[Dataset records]
'''
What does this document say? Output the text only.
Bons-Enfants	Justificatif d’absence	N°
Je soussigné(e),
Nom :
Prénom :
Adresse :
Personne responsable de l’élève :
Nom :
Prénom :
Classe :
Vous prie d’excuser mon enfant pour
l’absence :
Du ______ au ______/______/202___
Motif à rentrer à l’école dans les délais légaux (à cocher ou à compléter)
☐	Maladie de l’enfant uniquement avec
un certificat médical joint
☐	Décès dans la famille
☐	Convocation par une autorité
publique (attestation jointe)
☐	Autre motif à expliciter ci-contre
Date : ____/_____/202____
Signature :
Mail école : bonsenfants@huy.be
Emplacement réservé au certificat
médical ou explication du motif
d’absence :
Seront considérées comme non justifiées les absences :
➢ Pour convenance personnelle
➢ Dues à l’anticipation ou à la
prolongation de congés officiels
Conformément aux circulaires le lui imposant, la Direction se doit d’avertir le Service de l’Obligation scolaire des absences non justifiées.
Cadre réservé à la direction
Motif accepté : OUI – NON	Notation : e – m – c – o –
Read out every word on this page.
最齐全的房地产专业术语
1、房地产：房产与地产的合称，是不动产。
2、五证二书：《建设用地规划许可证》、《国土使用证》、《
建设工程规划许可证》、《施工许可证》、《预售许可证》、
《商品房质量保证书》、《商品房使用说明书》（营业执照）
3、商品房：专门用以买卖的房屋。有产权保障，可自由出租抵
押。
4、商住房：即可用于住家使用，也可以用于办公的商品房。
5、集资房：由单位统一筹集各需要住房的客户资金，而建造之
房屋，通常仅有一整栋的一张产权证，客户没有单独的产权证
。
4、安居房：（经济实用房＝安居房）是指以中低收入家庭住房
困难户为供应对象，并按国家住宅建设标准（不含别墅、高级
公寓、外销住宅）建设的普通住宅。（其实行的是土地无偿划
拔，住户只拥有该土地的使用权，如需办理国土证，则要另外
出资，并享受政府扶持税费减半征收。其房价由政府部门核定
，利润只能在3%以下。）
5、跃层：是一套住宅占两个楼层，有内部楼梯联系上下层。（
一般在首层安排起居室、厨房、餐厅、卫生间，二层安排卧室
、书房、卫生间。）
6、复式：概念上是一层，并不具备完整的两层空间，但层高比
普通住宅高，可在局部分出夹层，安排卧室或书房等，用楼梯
'''
▶ _GOAL OF THE EXERCISE_
Select and copy every line of the material that holds the string "réservé".

▶ _RESPONSE BELOW_
Emplacement réservé au certificat
Cadre réservé à la direction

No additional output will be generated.